-- Extracted records --
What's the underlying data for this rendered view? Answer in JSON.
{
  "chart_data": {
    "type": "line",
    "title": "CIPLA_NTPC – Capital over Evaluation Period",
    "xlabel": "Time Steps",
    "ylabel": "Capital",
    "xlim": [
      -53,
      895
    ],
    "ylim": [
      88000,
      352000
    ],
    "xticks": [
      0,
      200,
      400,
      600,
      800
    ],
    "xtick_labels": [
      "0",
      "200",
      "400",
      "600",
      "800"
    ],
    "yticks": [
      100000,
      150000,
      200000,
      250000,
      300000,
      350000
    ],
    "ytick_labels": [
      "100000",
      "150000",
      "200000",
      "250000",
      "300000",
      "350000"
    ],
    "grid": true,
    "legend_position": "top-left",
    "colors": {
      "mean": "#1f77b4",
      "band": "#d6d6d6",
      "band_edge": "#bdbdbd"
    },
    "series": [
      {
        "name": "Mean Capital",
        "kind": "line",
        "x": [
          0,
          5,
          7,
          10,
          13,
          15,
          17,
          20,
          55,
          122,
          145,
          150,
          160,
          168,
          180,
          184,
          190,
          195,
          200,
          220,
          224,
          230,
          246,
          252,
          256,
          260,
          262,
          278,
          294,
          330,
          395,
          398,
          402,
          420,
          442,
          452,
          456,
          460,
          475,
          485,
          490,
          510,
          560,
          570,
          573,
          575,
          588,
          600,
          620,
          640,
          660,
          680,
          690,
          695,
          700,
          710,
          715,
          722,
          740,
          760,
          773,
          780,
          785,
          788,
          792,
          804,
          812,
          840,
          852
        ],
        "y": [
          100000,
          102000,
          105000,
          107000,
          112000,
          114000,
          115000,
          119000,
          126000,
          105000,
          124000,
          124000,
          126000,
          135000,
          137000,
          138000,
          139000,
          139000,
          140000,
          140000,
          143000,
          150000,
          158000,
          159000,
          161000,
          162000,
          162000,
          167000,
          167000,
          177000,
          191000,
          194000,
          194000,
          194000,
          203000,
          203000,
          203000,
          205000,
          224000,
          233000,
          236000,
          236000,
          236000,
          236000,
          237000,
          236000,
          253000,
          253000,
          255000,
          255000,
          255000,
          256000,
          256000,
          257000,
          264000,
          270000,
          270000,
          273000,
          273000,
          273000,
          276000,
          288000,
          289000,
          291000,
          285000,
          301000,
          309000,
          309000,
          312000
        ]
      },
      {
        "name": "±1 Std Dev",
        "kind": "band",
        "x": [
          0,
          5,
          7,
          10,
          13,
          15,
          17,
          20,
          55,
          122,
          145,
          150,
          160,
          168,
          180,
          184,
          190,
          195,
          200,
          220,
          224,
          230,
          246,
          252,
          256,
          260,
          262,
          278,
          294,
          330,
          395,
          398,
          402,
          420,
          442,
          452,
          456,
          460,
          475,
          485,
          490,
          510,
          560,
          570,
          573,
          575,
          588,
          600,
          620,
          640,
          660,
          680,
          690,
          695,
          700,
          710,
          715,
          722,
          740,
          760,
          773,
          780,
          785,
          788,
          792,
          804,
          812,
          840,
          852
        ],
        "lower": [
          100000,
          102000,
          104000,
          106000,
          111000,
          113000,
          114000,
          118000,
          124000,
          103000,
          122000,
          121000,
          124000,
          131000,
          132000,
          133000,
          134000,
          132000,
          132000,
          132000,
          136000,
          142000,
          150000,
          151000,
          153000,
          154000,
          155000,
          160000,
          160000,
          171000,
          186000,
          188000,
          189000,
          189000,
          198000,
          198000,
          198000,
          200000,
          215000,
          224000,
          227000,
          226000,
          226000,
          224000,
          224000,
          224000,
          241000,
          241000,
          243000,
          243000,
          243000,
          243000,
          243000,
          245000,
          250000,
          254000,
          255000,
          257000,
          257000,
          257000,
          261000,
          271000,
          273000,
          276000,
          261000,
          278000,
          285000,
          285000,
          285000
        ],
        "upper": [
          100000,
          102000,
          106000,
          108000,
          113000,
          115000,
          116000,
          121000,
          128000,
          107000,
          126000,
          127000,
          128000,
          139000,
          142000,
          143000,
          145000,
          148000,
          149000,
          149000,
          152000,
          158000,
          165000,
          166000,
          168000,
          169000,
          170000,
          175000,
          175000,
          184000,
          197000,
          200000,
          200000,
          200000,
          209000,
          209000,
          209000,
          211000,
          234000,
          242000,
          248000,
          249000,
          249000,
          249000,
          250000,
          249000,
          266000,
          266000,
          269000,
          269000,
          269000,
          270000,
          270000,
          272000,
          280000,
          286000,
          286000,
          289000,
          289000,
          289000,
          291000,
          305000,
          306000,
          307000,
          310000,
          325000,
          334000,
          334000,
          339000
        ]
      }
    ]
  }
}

-- Task requirements --
Return the entries above exactly, each one complete.

-- Exercise answer --
What's the underlying data for this rendered view? Answer in JSON.
{
  "chart_data": {
    "type": "line",
    "title": "CIPLA_NTPC – Capital over Evaluation Period",
    "xlabel": "Time Steps",
    "ylabel": "Capital",
    "xlim": [
      -53,
      895
    ],
    "ylim": [
      88000,
      352000
    ],
    "xticks": [
      0,
      200,
      400,
      600,
      800
    ],
    "xtick_labels": [
      "0",
      "200",
      "400",
      "600",
      "800"
    ],
    "yticks": [
      100000,
      150000,
      200000,
      250000,
      300000,
      350000
    ],
    "ytick_labels": [
      "100000",
      "150000",
      "200000",
      "250000",
      "300000",
      "350000"
    ],
    "grid": true,
    "legend_position": "top-left",
    "colors": {
      "mean": "#1f77b4",
      "band": "#d6d6d6",
      "band_edge": "#bdbdbd"
    },
    "series": [
      {
        "name": "Mean Capital",
        "kind": "line",
        "x": [
          0,
          5,
          7,
          10,
          13,
          15,
          17,
          20,
          55,
          122,
          145,
          150,
          160,
          168,
          180,
          184,
          190,
          195,
          200,
          220,
          224,
          230,
          246,
          252,
          256,
          260,
          262,
          278,
          294,
          330,
          395,
          398,
          402,
          420,
          442,
          452,
          456,
          460,
          475,
          485,
          490,
          510,
          560,
          570,
          573,
          575,
          588,
          600,
          620,
          640,
          660,
          680,
          690,
          695,
          700,
          710,
          715,
          722,
          740,
          760,
          773,
          780,
          785,
          788,
          792,
          804,
          812,
          840,
          852
        ],
        "y": [
          100000,
          102000,
          105000,
          107000,
          112000,
          114000,
          115000,
          119000,
          126000,
          105000,
          124000,
          124000,
          126000,
          135000,
          137000,
          138000,
          139000,
          139000,
          140000,
          140000,
          143000,
          150000,
          158000,
          159000,
          161000,
          162000,
          162000,
          167000,
          167000,
          177000,
          191000,
          194000,
          194000,
          194000,
          203000,
          203000,
          203000,
          205000,
          224000,
          233000,
          236000,
          236000,
          236000,
          236000,
          237000,
          236000,
          253000,
          253000,
          255000,
          255000,
          255000,
          256000,
          256000,
          257000,
          264000,
          270000,
          270000,
          273000,
          273000,
          273000,
          276000,
          288000,
          289000,
          291000,
          285000,
          301000,
          309000,
          309000,
          312000
        ]
      },
      {
        "name": "±1 Std Dev",
        "kind": "band",
        "x": [
          0,
          5,
          7,
          10,
          13,
          15,
          17,
          20,
          55,
          122,
          145,
          150,
          160,
          168,
          180,
          184,
          190,
          195,
          200,
          220,
          224,
          230,
          246,
          252,
          256,
          260,
          262,
          278,
          294,
          330,
          395,
          398,
          402,
          420,
          442,
          452,
          456,
          460,
          475,
          485,
          490,
          510,
          560,
          570,
          573,
          575,
          588,
          600,
          620,
          640,
          660,
          680,
          690,
          695,
          700,
          710,
          715,
          722,
          740,
          760,
          773,
          780,
          785,
          788,
          792,
          804,
          812,
          840,
          852
        ],
        "lower": [
          100000,
          102000,
          104000,
          106000,
          111000,
          113000,
          114000,
          118000,
          124000,
          103000,
          122000,
          121000,
          124000,
          131000,
          132000,
          133000,
          134000,
          132000,
          132000,
          132000,
          136000,
          142000,
          150000,
          151000,
          153000,
          154000,
          155000,
          160000,
          160000,
          171000,
          186000,
          188000,
          189000,
          189000,
          198000,
          198000,
          198000,
          200000,
          215000,
          224000,
          227000,
          226000,
          226000,
          224000,
          224000,
          224000,
          241000,
          241000,
          243000,
          243000,
          243000,
          243000,
          243000,
          245000,
          250000,
          254000,
          255000,
          257000,
          257000,
          257000,
          261000,
          271000,
          273000,
          276000,
          261000,
          278000,
          285000,
          285000,
          285000
        ],
        "upper": [
          100000,
          102000,
          106000,
          108000,
          113000,
          115000,
          116000,
          121000,
          128000,
          107000,
          126000,
          127000,
          128000,
          139000,
          142000,
          143000,
          145000,
          148000,
          149000,
          149000,
          152000,
          158000,
          165000,
          166000,
          168000,
          169000,
          170000,
          175000,
          175000,
          184000,
          197000,
          200000,
          200000,
          200000,
          209000,
          209000,
          209000,
          211000,
          234000,
          242000,
          248000,
          249000,
          249000,
          249000,
          250000,
          249000,
          266000,
          266000,
          269000,
          269000,
          269000,
          270000,
          270000,
          272000,
          280000,
          286000,
          286000,
          289000,
          289000,
          289000,
          291000,
          305000,
          306000,
          307000,
          310000,
          325000,
          334000,
          334000,
          339000
        ]
      }
    ]
  }
}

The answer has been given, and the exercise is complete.